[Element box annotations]
|---|

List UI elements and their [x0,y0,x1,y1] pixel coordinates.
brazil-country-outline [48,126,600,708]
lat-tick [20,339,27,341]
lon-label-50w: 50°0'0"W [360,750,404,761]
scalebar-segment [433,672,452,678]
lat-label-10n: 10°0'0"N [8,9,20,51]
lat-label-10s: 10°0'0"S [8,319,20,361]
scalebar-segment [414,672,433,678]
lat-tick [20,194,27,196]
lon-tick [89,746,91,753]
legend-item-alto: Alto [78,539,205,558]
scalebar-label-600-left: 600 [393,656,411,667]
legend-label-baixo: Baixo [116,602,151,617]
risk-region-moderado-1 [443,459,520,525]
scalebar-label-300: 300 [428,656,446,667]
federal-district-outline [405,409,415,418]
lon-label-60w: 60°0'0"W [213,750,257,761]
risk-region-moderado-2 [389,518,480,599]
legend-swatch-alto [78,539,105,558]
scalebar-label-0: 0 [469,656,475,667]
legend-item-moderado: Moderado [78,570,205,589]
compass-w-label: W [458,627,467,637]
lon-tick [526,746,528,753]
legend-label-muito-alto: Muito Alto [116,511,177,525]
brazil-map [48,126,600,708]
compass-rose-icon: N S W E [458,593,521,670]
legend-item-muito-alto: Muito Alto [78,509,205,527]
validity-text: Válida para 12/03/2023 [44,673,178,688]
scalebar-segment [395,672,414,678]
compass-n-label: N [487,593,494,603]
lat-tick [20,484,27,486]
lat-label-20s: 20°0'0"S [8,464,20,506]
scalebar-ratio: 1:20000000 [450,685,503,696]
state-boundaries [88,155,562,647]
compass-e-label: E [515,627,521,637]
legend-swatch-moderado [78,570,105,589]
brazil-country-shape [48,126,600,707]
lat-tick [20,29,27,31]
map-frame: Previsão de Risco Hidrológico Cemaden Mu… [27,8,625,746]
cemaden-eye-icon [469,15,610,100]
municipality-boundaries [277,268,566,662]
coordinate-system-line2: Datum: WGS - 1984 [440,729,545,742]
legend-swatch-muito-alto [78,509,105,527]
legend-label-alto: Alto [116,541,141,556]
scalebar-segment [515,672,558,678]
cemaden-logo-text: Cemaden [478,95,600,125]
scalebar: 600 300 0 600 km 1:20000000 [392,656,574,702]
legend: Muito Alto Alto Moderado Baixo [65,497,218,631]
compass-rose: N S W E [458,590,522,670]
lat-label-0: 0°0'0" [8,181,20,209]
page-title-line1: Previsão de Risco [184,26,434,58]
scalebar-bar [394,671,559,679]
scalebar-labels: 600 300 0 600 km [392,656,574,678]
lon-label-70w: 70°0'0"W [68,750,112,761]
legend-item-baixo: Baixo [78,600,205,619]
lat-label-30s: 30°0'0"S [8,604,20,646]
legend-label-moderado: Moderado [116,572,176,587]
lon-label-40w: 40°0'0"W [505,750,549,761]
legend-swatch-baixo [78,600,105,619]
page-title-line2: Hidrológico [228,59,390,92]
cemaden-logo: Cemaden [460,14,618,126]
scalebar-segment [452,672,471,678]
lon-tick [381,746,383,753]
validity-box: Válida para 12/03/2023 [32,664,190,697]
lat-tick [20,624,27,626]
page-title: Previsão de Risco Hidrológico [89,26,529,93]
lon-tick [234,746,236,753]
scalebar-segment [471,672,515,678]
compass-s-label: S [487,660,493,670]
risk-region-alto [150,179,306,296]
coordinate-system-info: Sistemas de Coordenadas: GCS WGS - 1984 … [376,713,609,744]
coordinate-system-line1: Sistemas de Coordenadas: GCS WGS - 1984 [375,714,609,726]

|---|

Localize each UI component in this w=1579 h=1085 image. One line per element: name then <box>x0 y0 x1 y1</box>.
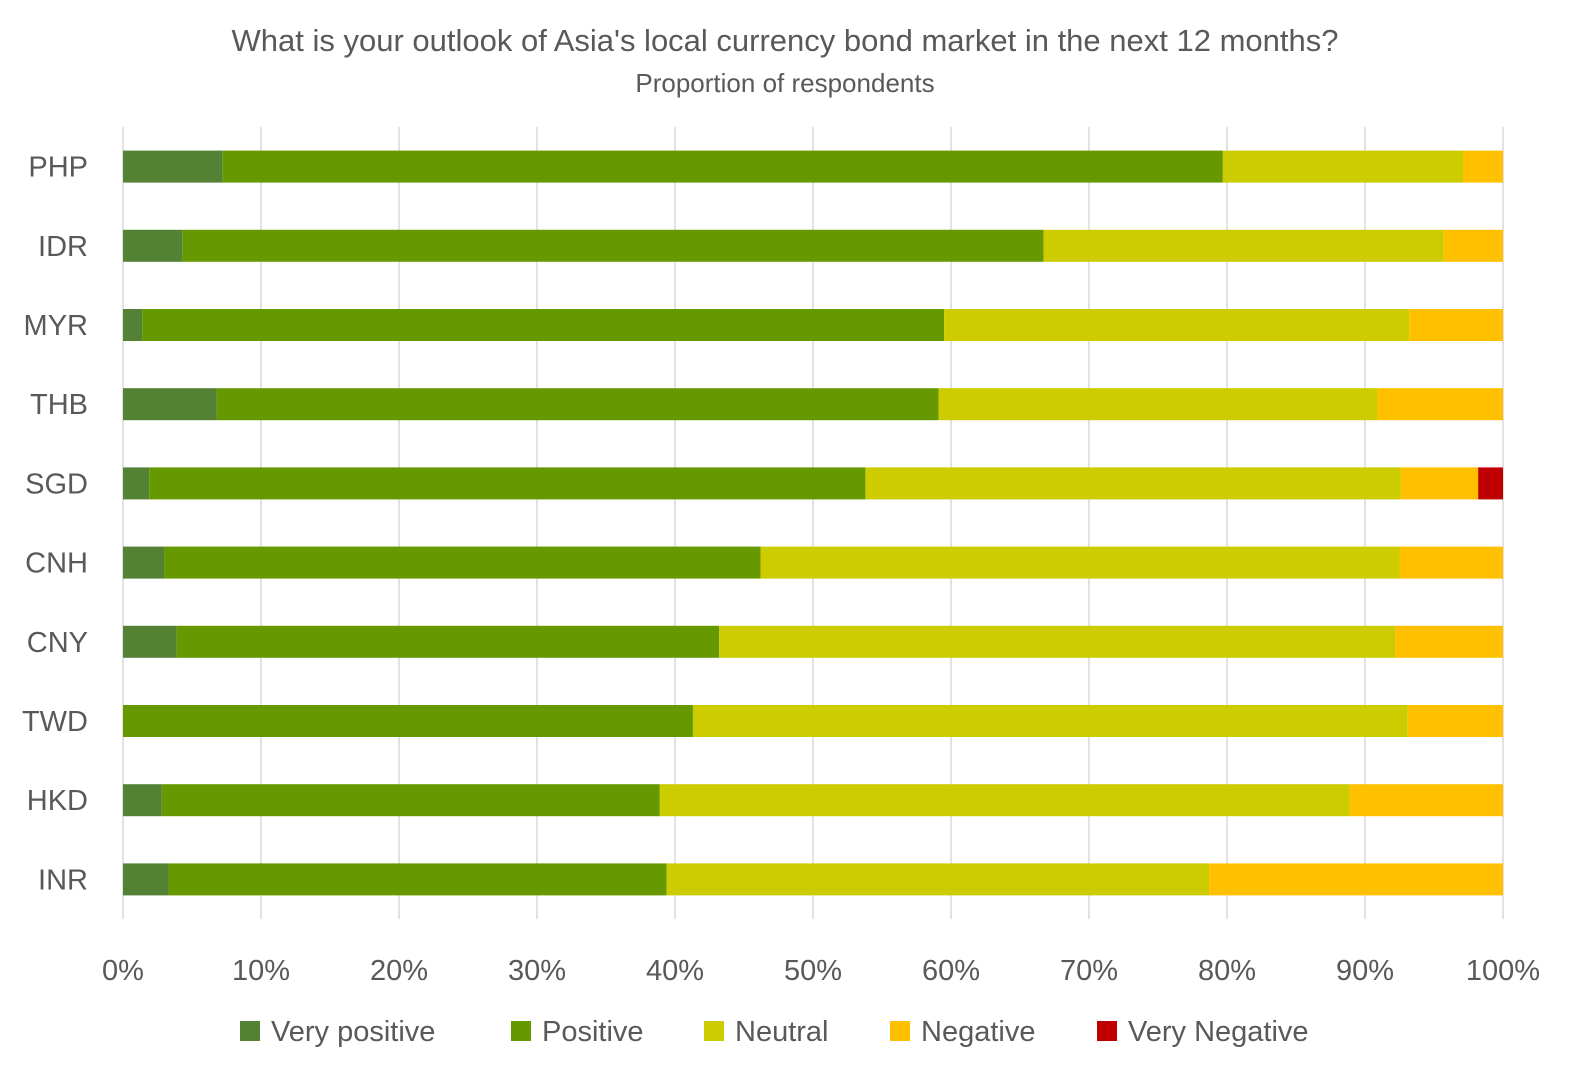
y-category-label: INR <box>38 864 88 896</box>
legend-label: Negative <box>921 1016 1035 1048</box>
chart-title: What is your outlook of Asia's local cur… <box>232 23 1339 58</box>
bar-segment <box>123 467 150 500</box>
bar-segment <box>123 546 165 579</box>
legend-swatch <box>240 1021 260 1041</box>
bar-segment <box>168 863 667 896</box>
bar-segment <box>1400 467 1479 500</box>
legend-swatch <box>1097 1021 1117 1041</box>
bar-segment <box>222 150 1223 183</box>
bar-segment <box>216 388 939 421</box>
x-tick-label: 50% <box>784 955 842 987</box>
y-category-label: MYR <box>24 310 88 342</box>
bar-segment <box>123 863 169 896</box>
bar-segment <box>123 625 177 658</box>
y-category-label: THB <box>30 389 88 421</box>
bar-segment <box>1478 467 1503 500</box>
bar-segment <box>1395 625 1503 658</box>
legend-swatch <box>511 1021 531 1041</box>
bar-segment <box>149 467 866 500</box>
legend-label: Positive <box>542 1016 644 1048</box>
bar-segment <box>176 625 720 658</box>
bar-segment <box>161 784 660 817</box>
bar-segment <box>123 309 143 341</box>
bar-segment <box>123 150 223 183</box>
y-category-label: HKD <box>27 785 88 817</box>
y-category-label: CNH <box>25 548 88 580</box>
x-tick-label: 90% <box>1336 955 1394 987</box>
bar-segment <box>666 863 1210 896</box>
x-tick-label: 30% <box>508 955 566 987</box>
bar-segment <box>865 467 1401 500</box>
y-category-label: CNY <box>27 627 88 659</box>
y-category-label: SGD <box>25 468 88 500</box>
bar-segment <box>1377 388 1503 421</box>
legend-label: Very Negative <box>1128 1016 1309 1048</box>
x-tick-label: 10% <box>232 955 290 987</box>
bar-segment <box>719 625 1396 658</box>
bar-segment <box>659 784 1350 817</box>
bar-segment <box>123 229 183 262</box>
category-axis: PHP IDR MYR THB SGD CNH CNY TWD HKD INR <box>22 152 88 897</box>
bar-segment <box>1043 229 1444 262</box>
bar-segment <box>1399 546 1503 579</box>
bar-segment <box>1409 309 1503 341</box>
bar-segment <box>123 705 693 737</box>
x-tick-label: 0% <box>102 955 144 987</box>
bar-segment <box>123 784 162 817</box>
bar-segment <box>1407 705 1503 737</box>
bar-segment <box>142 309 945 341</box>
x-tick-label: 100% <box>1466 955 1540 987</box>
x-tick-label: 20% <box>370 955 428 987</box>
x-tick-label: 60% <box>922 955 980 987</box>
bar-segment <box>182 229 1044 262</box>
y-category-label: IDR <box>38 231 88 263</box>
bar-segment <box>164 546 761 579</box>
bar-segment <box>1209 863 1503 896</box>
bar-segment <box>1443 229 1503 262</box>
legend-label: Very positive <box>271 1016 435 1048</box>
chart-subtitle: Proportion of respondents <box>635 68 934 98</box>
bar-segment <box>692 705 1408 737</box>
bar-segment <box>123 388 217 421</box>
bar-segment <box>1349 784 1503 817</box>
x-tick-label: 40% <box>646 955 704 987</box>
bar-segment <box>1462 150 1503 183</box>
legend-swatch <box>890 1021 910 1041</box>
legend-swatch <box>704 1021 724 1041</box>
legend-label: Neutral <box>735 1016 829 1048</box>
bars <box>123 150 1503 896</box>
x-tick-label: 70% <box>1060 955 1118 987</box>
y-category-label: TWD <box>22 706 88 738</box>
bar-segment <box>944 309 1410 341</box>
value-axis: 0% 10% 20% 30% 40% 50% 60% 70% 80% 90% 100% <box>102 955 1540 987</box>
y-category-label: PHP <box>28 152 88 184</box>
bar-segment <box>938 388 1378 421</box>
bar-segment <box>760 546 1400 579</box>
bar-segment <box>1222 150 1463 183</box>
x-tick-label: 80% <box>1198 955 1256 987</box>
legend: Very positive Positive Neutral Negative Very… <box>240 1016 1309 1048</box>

|---|

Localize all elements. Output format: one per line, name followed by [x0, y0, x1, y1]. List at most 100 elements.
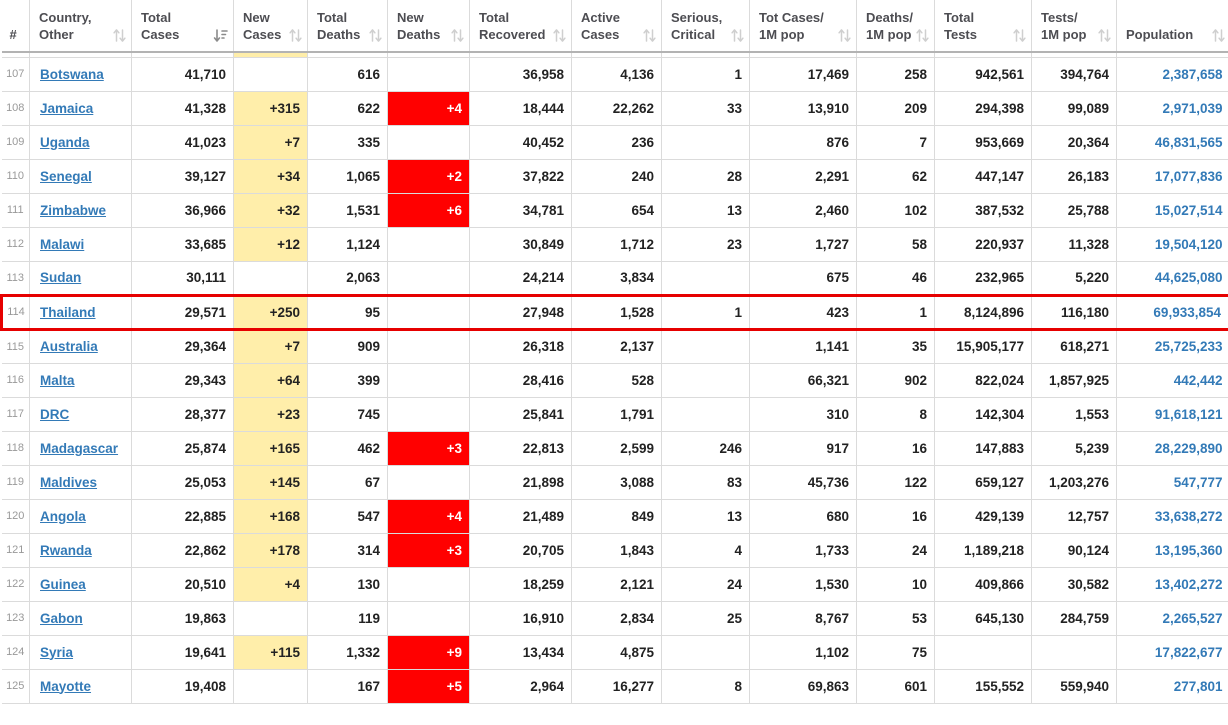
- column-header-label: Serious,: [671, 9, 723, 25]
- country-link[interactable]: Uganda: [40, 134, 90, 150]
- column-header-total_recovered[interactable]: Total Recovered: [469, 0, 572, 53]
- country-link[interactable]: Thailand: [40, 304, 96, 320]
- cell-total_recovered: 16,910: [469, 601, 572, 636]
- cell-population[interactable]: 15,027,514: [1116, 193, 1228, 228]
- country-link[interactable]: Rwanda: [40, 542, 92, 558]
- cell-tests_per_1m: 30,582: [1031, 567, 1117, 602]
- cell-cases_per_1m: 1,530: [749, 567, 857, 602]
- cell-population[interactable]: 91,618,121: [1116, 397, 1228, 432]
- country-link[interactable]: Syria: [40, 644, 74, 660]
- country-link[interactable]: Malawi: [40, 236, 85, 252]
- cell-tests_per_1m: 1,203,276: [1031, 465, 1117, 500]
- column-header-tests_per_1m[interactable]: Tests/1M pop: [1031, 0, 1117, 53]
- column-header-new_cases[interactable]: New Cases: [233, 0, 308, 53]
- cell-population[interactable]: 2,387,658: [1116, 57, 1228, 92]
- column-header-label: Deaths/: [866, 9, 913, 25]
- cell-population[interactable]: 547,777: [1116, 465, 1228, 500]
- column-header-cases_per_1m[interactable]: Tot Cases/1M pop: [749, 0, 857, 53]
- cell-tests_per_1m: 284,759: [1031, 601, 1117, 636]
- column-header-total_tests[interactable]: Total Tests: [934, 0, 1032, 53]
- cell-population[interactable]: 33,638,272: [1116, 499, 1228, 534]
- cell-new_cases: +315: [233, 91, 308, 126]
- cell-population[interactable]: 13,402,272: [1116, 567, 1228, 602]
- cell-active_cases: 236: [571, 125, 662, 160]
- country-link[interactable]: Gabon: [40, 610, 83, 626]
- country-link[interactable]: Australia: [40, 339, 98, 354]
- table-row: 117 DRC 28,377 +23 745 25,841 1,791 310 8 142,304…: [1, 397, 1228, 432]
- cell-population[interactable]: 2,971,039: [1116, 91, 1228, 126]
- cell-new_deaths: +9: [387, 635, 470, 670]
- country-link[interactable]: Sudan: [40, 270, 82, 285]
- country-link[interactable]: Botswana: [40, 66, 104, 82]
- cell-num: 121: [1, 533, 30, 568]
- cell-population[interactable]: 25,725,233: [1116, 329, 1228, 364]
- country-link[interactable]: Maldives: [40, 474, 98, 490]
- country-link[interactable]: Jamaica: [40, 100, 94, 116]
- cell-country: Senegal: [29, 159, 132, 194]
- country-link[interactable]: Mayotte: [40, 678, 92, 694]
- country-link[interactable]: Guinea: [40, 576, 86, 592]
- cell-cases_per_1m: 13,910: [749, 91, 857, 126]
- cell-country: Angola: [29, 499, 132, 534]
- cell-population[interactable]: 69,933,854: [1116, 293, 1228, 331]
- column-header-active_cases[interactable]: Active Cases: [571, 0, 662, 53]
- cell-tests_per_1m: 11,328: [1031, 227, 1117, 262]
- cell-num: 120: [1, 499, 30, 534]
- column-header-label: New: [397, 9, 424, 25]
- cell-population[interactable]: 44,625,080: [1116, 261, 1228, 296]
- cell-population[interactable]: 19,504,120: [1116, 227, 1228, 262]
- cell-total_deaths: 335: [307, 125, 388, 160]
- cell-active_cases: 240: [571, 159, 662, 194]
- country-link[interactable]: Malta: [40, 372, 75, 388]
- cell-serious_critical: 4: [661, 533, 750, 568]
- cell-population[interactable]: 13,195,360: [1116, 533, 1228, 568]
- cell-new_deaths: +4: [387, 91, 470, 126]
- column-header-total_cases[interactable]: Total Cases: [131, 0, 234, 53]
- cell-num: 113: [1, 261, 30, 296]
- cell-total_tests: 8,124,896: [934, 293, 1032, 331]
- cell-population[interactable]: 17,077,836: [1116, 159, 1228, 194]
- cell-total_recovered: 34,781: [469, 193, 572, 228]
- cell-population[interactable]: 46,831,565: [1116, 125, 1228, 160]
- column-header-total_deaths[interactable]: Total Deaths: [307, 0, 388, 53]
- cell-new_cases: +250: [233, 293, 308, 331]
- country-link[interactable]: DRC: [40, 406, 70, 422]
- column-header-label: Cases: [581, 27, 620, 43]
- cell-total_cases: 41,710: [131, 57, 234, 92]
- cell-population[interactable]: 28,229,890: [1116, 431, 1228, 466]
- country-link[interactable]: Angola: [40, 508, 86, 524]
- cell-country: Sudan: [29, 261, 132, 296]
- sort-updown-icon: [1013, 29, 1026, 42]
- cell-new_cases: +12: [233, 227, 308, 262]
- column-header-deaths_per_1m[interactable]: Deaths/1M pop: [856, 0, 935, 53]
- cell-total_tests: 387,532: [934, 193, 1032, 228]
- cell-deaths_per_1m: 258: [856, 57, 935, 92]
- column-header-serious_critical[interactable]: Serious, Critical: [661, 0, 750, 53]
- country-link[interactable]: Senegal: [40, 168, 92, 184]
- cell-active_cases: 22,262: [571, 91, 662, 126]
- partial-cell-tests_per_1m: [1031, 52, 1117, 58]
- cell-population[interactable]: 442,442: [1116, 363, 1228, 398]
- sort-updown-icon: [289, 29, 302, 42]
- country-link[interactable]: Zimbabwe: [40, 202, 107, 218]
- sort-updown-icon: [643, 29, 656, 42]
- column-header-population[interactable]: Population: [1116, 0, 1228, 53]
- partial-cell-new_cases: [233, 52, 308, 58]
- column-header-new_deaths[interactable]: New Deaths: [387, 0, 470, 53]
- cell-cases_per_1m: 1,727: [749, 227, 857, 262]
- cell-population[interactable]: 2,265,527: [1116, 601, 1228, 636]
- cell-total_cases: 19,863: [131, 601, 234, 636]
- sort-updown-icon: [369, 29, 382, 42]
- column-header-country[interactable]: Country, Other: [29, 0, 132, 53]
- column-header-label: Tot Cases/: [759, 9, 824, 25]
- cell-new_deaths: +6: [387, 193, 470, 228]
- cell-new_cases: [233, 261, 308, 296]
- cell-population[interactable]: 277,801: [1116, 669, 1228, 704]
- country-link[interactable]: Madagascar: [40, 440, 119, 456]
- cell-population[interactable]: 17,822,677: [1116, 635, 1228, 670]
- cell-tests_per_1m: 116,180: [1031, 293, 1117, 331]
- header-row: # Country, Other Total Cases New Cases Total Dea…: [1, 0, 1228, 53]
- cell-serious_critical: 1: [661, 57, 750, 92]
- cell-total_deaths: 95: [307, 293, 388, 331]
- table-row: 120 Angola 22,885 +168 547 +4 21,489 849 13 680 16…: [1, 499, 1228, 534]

|---|

Copy the lines between the one containing "List UI elements" and the one containing "cemaden-logo-text: Cemaden [478,95,600,125]", inclusive, reproducing each line without any change.

List UI elements and their [x0,y0,x1,y1] pixel coordinates.
brazil-country-outline [48,126,600,708]
lat-tick [20,339,27,341]
lon-label-50w: 50°0'0"W [360,750,404,761]
scalebar-segment [433,672,452,678]
lat-label-10n: 10°0'0"N [8,9,20,51]
lat-label-10s: 10°0'0"S [8,319,20,361]
scalebar-segment [414,672,433,678]
lat-tick [20,194,27,196]
lon-tick [89,746,91,753]
legend-item-alto: Alto [78,539,205,558]
scalebar-label-600-left: 600 [393,656,411,667]
legend-label-baixo: Baixo [116,602,151,617]
risk-region-moderado-1 [443,459,520,525]
scalebar-label-300: 300 [428,656,446,667]
federal-district-outline [405,409,415,418]
lon-label-60w: 60°0'0"W [213,750,257,761]
risk-region-moderado-2 [389,518,480,599]
legend-swatch-alto [78,539,105,558]
scalebar-label-0: 0 [469,656,475,667]
legend-item-moderado: Moderado [78,570,205,589]
compass-w-label: W [458,627,467,637]
lon-tick [526,746,528,753]
legend-label-muito-alto: Muito Alto [116,511,177,525]
brazil-map [48,126,600,708]
compass-rose-icon: N S W E [458,593,521,670]
legend-item-muito-alto: Muito Alto [78,509,205,527]
validity-text: Válida para 12/03/2023 [44,673,178,688]
scalebar-segment [395,672,414,678]
compass-n-label: N [487,593,494,603]
lat-tick [20,484,27,486]
lat-label-20s: 20°0'0"S [8,464,20,506]
scalebar-ratio: 1:20000000 [450,685,503,696]
state-boundaries [88,155,562,647]
compass-e-label: E [515,627,521,637]
legend-swatch-moderado [78,570,105,589]
brazil-country-shape [48,126,600,707]
lat-tick [20,29,27,31]
map-frame: Previsão de Risco Hidrológico Cemaden Mu… [27,8,625,746]
cemaden-eye-icon [469,15,610,100]
municipality-boundaries [277,268,566,662]
coordinate-system-line2: Datum: WGS - 1984 [440,729,545,742]
legend-swatch-muito-alto [78,509,105,527]
legend-label-alto: Alto [116,541,141,556]
scalebar-segment [515,672,558,678]
cemaden-logo-text: Cemaden [478,95,600,125]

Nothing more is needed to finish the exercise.